Objective: Retype the complete listing exactly as it appears.
-- start Extracted records --
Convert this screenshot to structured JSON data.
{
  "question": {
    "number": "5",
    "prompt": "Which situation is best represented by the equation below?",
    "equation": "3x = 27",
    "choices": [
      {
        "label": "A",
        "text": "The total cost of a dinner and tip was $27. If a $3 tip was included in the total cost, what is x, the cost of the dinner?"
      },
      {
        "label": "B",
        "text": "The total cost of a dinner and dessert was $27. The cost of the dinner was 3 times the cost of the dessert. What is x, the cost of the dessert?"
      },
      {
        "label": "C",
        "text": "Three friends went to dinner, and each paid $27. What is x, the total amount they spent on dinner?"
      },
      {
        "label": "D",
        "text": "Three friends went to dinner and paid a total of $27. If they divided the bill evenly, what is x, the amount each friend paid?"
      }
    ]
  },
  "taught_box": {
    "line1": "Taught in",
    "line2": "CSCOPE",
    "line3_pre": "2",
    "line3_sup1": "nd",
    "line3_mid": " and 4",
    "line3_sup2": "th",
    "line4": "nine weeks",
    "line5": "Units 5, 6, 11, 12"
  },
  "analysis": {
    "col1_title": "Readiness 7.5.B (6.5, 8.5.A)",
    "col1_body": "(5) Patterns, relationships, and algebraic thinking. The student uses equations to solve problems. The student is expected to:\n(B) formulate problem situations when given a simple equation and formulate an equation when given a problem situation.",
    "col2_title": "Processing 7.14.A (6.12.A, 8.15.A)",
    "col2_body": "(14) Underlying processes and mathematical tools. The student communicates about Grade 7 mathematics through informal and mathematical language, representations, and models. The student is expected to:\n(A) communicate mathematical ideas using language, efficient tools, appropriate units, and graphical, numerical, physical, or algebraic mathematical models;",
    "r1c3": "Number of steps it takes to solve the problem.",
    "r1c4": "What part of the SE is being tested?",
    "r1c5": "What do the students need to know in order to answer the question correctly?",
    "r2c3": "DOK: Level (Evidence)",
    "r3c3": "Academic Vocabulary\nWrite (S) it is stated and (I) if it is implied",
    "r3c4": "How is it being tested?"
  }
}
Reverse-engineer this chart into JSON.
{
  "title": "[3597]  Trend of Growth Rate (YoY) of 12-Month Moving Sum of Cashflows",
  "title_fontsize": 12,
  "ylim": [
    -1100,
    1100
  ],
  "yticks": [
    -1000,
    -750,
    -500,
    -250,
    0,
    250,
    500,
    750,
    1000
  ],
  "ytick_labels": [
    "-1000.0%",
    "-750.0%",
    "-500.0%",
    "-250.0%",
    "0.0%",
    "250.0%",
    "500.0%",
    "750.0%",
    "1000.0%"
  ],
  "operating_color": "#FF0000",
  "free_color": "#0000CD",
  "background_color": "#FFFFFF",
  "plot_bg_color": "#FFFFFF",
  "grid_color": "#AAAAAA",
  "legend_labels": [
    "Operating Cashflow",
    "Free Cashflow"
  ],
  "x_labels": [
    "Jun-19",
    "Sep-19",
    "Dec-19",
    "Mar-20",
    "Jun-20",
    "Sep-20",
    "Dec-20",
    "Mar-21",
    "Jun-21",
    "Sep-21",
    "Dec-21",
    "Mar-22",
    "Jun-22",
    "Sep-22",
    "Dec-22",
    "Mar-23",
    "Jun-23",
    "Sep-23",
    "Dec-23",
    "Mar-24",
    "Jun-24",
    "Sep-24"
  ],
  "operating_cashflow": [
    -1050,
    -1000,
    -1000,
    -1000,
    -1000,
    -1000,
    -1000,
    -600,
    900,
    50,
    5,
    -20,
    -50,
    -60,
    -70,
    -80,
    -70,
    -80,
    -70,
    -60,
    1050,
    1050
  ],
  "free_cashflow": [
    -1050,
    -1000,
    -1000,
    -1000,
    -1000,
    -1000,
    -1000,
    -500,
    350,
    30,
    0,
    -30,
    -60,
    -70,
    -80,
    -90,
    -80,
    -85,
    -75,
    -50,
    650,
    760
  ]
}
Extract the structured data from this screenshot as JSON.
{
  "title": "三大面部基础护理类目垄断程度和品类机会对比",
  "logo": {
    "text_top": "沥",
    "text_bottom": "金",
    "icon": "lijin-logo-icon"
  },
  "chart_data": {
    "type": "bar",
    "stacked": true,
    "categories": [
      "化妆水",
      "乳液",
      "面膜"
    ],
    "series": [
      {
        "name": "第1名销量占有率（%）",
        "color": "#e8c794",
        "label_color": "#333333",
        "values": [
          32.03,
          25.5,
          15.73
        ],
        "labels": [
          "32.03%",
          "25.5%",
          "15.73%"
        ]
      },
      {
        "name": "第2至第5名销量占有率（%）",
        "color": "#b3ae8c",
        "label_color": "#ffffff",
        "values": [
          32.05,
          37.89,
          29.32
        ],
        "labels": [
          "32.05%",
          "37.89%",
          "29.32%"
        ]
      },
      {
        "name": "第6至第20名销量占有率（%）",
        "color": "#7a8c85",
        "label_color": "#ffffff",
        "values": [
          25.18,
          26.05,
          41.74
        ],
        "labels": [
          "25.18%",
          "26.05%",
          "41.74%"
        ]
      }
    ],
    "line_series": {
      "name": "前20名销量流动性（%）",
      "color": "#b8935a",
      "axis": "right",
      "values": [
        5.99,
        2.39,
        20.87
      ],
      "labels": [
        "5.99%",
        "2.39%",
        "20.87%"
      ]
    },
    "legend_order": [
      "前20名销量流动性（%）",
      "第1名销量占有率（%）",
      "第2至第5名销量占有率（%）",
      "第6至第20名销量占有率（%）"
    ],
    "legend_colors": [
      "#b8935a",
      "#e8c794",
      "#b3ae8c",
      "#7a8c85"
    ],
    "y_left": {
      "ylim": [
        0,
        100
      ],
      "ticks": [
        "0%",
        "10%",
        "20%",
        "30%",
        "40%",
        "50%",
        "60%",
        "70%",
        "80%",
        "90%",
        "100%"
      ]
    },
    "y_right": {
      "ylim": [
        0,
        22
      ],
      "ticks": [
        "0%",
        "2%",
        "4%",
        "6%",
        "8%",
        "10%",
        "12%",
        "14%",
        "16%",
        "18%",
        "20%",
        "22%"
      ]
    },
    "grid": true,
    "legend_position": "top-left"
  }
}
-- end Extracted records --
Solution for this exercise:
Convert this screenshot to structured JSON data.
{
  "question": {
    "number": "5",
    "prompt": "Which situation is best represented by the equation below?",
    "equation": "3x = 27",
    "choices": [
      {
        "label": "A",
        "text": "The total cost of a dinner and tip was $27. If a $3 tip was included in the total cost, what is x, the cost of the dinner?"
      },
      {
        "label": "B",
        "text": "The total cost of a dinner and dessert was $27. The cost of the dinner was 3 times the cost of the dessert. What is x, the cost of the dessert?"
      },
      {
        "label": "C",
        "text": "Three friends went to dinner, and each paid $27. What is x, the total amount they spent on dinner?"
      },
      {
        "label": "D",
        "text": "Three friends went to dinner and paid a total of $27. If they divided the bill evenly, what is x, the amount each friend paid?"
      }
    ]
  },
  "taught_box": {
    "line1": "Taught in",
    "line2": "CSCOPE",
    "line3_pre": "2",
    "line3_sup1": "nd",
    "line3_mid": " and 4",
    "line3_sup2": "th",
    "line4": "nine weeks",
    "line5": "Units 5, 6, 11, 12"
  },
  "analysis": {
    "col1_title": "Readiness 7.5.B (6.5, 8.5.A)",
    "col1_body": "(5) Patterns, relationships, and algebraic thinking. The student uses equations to solve problems. The student is expected to:\n(B) formulate problem situations when given a simple equation and formulate an equation when given a problem situation.",
    "col2_title": "Processing 7.14.A (6.12.A, 8.15.A)",
    "col2_body": "(14) Underlying processes and mathematical tools. The student communicates about Grade 7 mathematics through informal and mathematical language, representations, and models. The student is expected to:\n(A) communicate mathematical ideas using language, efficient tools, appropriate units, and graphical, numerical, physical, or algebraic mathematical models;",
    "r1c3": "Number of steps it takes to solve the problem.",
    "r1c4": "What part of the SE is being tested?",
    "r1c5": "What do the students need to know in order to answer the question correctly?",
    "r2c3": "DOK: Level (Evidence)",
    "r3c3": "Academic Vocabulary\nWrite (S) it is stated and (I) if it is implied",
    "r3c4": "How is it being tested?"
  }
}
Reverse-engineer this chart into JSON.
{
  "title": "[3597]  Trend of Growth Rate (YoY) of 12-Month Moving Sum of Cashflows",
  "title_fontsize": 12,
  "ylim": [
    -1100,
    1100
  ],
  "yticks": [
    -1000,
    -750,
    -500,
    -250,
    0,
    250,
    500,
    750,
    1000
  ],
  "ytick_labels": [
    "-1000.0%",
    "-750.0%",
    "-500.0%",
    "-250.0%",
    "0.0%",
    "250.0%",
    "500.0%",
    "750.0%",
    "1000.0%"
  ],
  "operating_color": "#FF0000",
  "free_color": "#0000CD",
  "background_color": "#FFFFFF",
  "plot_bg_color": "#FFFFFF",
  "grid_color": "#AAAAAA",
  "legend_labels": [
    "Operating Cashflow",
    "Free Cashflow"
  ],
  "x_labels": [
    "Jun-19",
    "Sep-19",
    "Dec-19",
    "Mar-20",
    "Jun-20",
    "Sep-20",
    "Dec-20",
    "Mar-21",
    "Jun-21",
    "Sep-21",
    "Dec-21",
    "Mar-22",
    "Jun-22",
    "Sep-22",
    "Dec-22",
    "Mar-23",
    "Jun-23",
    "Sep-23",
    "Dec-23",
    "Mar-24",
    "Jun-24",
    "Sep-24"
  ],
  "operating_cashflow": [
    -1050,
    -1000,
    -1000,
    -1000,
    -1000,
    -1000,
    -1000,
    -600,
    900,
    50,
    5,
    -20,
    -50,
    -60,
    -70,
    -80,
    -70,
    -80,
    -70,
    -60,
    1050,
    1050
  ],
  "free_cashflow": [
    -1050,
    -1000,
    -1000,
    -1000,
    -1000,
    -1000,
    -1000,
    -500,
    350,
    30,
    0,
    -30,
    -60,
    -70,
    -80,
    -90,
    -80,
    -85,
    -75,
    -50,
    650,
    760
  ]
}
Extract the structured data from this screenshot as JSON.
{
  "title": "三大面部基础护理类目垄断程度和品类机会对比",
  "logo": {
    "text_top": "沥",
    "text_bottom": "金",
    "icon": "lijin-logo-icon"
  },
  "chart_data": {
    "type": "bar",
    "stacked": true,
    "categories": [
      "化妆水",
      "乳液",
      "面膜"
    ],
    "series": [
      {
        "name": "第1名销量占有率（%）",
        "color": "#e8c794",
        "label_color": "#333333",
        "values": [
          32.03,
          25.5,
          15.73
        ],
        "labels": [
          "32.03%",
          "25.5%",
          "15.73%"
        ]
      },
      {
        "name": "第2至第5名销量占有率（%）",
        "color": "#b3ae8c",
        "label_color": "#ffffff",
        "values": [
          32.05,
          37.89,
          29.32
        ],
        "labels": [
          "32.05%",
          "37.89%",
          "29.32%"
        ]
      },
      {
        "name": "第6至第20名销量占有率（%）",
        "color": "#7a8c85",
        "label_color": "#ffffff",
        "values": [
          25.18,
          26.05,
          41.74
        ],
        "labels": [
          "25.18%",
          "26.05%",
          "41.74%"
        ]
      }
    ],
    "line_series": {
      "name": "前20名销量流动性（%）",
      "color": "#b8935a",
      "axis": "right",
      "values": [
        5.99,
        2.39,
        20.87
      ],
      "labels": [
        "5.99%",
        "2.39%",
        "20.87%"
      ]
    },
    "legend_order": [
      "前20名销量流动性（%）",
      "第1名销量占有率（%）",
      "第2至第5名销量占有率（%）",
      "第6至第20名销量占有率（%）"
    ],
    "legend_colors": [
      "#b8935a",
      "#e8c794",
      "#b3ae8c",
      "#7a8c85"
    ],
    "y_left": {
      "ylim": [
        0,
        100
      ],
      "ticks": [
        "0%",
        "10%",
        "20%",
        "30%",
        "40%",
        "50%",
        "60%",
        "70%",
        "80%",
        "90%",
        "100%"
      ]
    },
    "y_right": {
      "ylim": [
        0,
        22
      ],
      "ticks": [
        "0%",
        "2%",
        "4%",
        "6%",
        "8%",
        "10%",
        "12%",
        "14%",
        "16%",
        "18%",
        "20%",
        "22%"
      ]
    },
    "grid": true,
    "legend_position": "top-left"
  }
}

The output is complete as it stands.